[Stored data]
----
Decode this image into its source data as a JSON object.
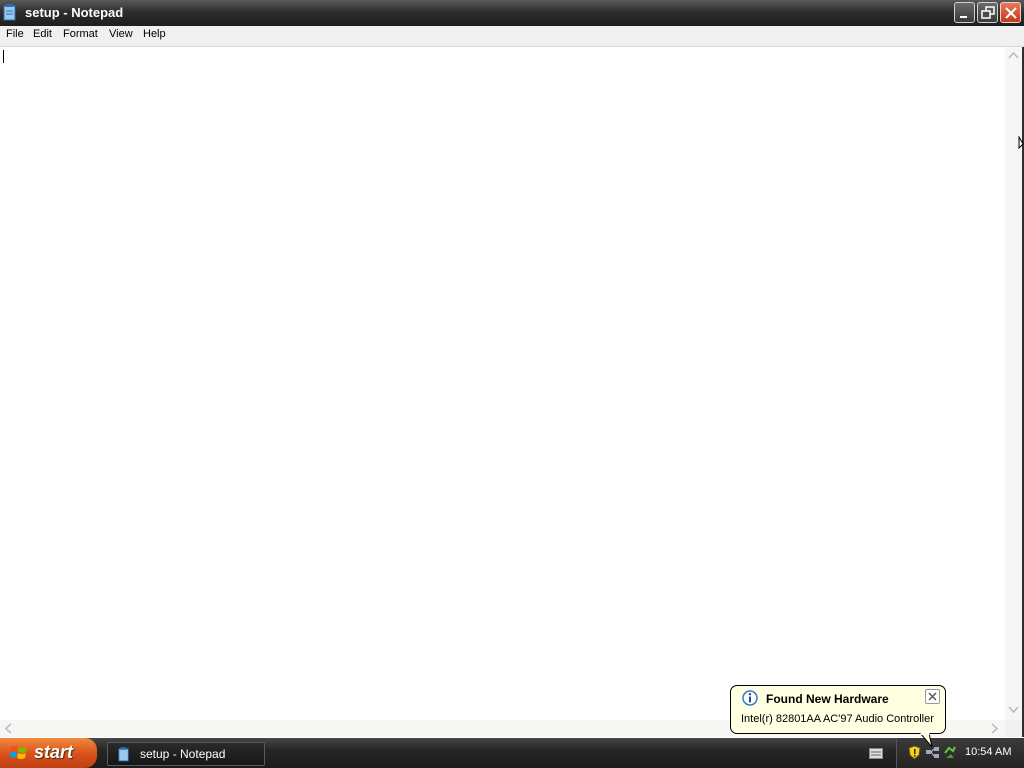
{
  "window": {
    "title": "setup - Notepad"
  },
  "menu": {
    "items": [
      "File",
      "Edit",
      "Format",
      "View",
      "Help"
    ]
  },
  "editor": {
    "content": ""
  },
  "taskbar": {
    "start_label": "start",
    "task_button_label": "setup - Notepad",
    "clock": "10:54 AM"
  },
  "balloon": {
    "title": "Found New Hardware",
    "message": "Intel(r) 82801AA AC'97 Audio Controller"
  },
  "icons": {
    "app": "notepad-icon",
    "minimize": "minimize-icon",
    "maximize": "restore-icon",
    "close": "close-icon",
    "start_flag": "windows-flag-icon",
    "info": "info-icon",
    "tray": [
      "keyboard-icon",
      "security-shield-icon",
      "network-icon",
      "safely-remove-hardware-icon"
    ]
  },
  "colors": {
    "balloon_bg": "#ffffe1",
    "start_button": "#d8501b",
    "close_button": "#c43a1a"
  }
}
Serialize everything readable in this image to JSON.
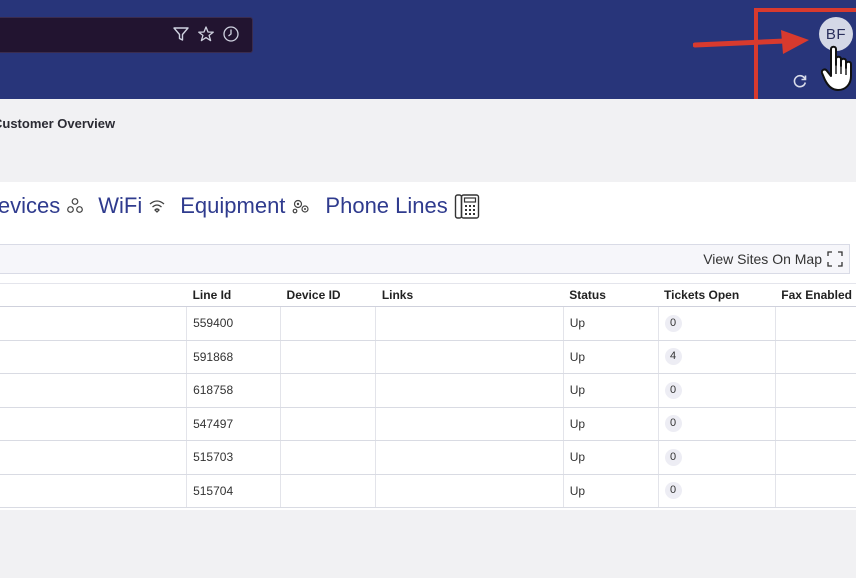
{
  "header": {
    "avatar_initials": "BF"
  },
  "breadcrumb": {
    "label": "Customer Overview"
  },
  "tabs": [
    {
      "label": "Devices",
      "icon": "devices-icon"
    },
    {
      "label": "WiFi",
      "icon": "wifi-icon"
    },
    {
      "label": "Equipment",
      "icon": "equipment-icon"
    },
    {
      "label": "Phone Lines",
      "icon": "phone-lines-icon"
    }
  ],
  "map": {
    "view_sites_label": "View Sites On Map"
  },
  "table": {
    "columns": [
      "",
      "Line Id",
      "Device ID",
      "Links",
      "Status",
      "Tickets Open",
      "Fax Enabled"
    ],
    "rows": [
      {
        "line_id": "559400",
        "device_id": "",
        "links": "",
        "status": "Up",
        "tickets": "0",
        "fax": ""
      },
      {
        "line_id": "591868",
        "device_id": "",
        "links": "",
        "status": "Up",
        "tickets": "4",
        "fax": ""
      },
      {
        "line_id": "618758",
        "device_id": "",
        "links": "",
        "status": "Up",
        "tickets": "0",
        "fax": ""
      },
      {
        "line_id": "547497",
        "device_id": "",
        "links": "",
        "status": "Up",
        "tickets": "0",
        "fax": ""
      },
      {
        "line_id": "515703",
        "device_id": "",
        "links": "",
        "status": "Up",
        "tickets": "0",
        "fax": ""
      },
      {
        "line_id": "515704",
        "device_id": "",
        "links": "",
        "status": "Up",
        "tickets": "0",
        "fax": ""
      }
    ]
  },
  "colors": {
    "header_bg": "#28357a",
    "accent_text": "#2f3b8e",
    "annotation_red": "#d83a2e"
  }
}
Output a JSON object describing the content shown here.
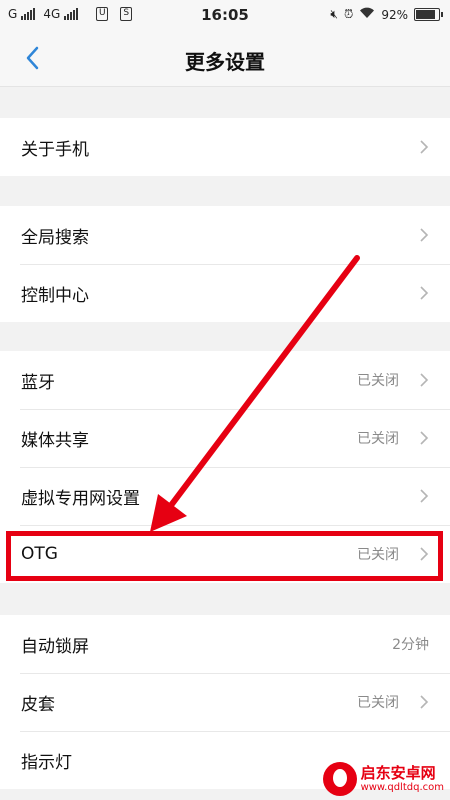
{
  "status_bar": {
    "carrier1": "G",
    "carrier2": "4G",
    "time": "16:05",
    "battery": "92%",
    "battery_level": 0.92
  },
  "navbar": {
    "title": "更多设置"
  },
  "sections": [
    {
      "items": [
        {
          "label": "关于手机",
          "value": ""
        }
      ]
    },
    {
      "items": [
        {
          "label": "全局搜索",
          "value": ""
        },
        {
          "label": "控制中心",
          "value": ""
        }
      ]
    },
    {
      "items": [
        {
          "label": "蓝牙",
          "value": "已关闭"
        },
        {
          "label": "媒体共享",
          "value": "已关闭"
        },
        {
          "label": "虚拟专用网设置",
          "value": ""
        },
        {
          "label": "OTG",
          "value": "已关闭"
        }
      ]
    },
    {
      "items": [
        {
          "label": "自动锁屏",
          "value": "2分钟"
        },
        {
          "label": "皮套",
          "value": "已关闭"
        },
        {
          "label": "指示灯",
          "value": ""
        }
      ]
    }
  ],
  "watermark": {
    "name": "启东安卓网",
    "url": "www.qdltdq.com"
  },
  "colors": {
    "annotation": "#e60012",
    "accent": "#2f86d8"
  }
}
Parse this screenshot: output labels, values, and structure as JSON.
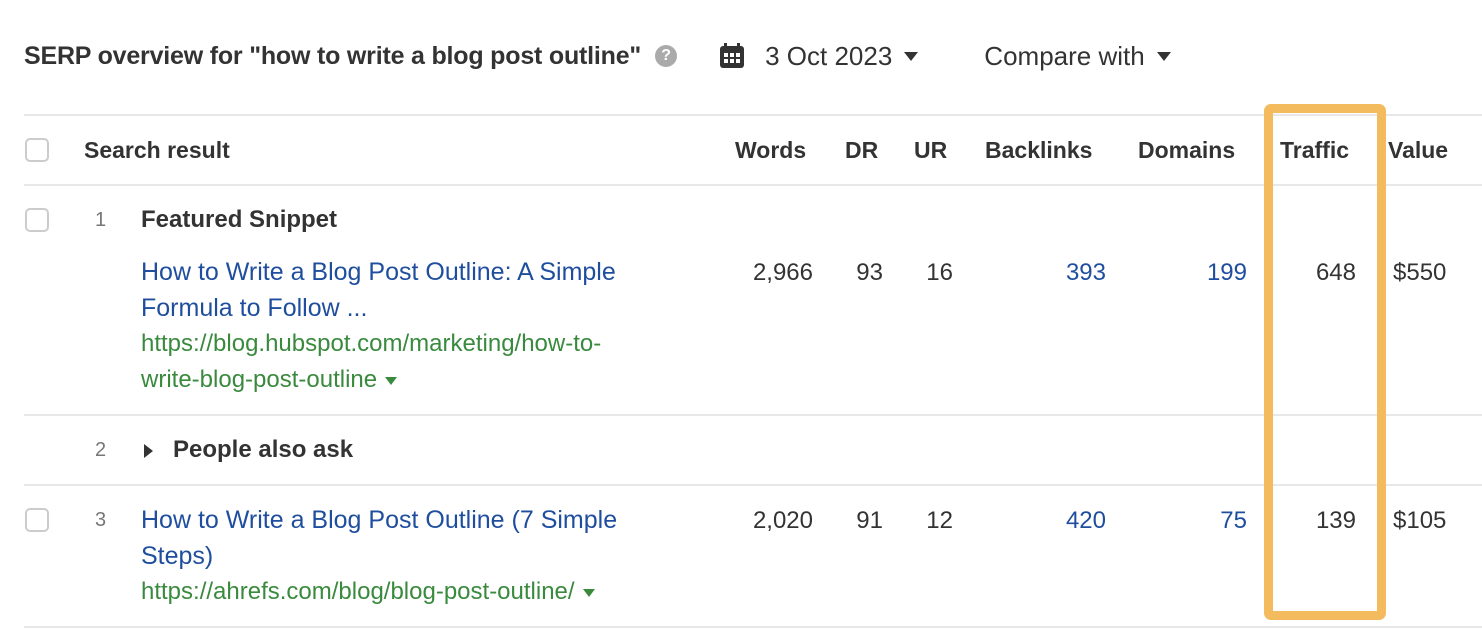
{
  "header": {
    "title": "SERP overview for \"how to write a blog post outline\"",
    "help_icon": "?",
    "date": "3 Oct 2023",
    "compare_label": "Compare with"
  },
  "table": {
    "columns": [
      "Search result",
      "Words",
      "DR",
      "UR",
      "Backlinks",
      "Domains",
      "Traffic",
      "Value"
    ],
    "rows": [
      {
        "rank": "1",
        "type_label": "Featured Snippet",
        "title_lines": [
          "How to Write a Blog Post Outline: A Simple",
          "Formula to Follow ..."
        ],
        "url_lines": [
          "https://blog.hubspot.com/marketing/how-to-",
          "write-blog-post-outline"
        ],
        "words": "2,966",
        "dr": "93",
        "ur": "16",
        "backlinks": "393",
        "domains": "199",
        "traffic": "648",
        "value": "$550"
      },
      {
        "rank": "2",
        "type_label": "People also ask"
      },
      {
        "rank": "3",
        "title_lines": [
          "How to Write a Blog Post Outline (7 Simple",
          "Steps)"
        ],
        "url_lines": [
          "https://ahrefs.com/blog/blog-post-outline/"
        ],
        "words": "2,020",
        "dr": "91",
        "ur": "12",
        "backlinks": "420",
        "domains": "75",
        "traffic": "139",
        "value": "$105"
      }
    ]
  },
  "colors": {
    "link": "#1f4e9e",
    "url": "#3a8a3e",
    "highlight": "#f3bb5e"
  }
}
----
DIRECTION:
Using the records given above, list every line that includes the word "content".

RESULT OF THE EXERCISE:
    "content": ""
Output a JSON object describing the content shown here.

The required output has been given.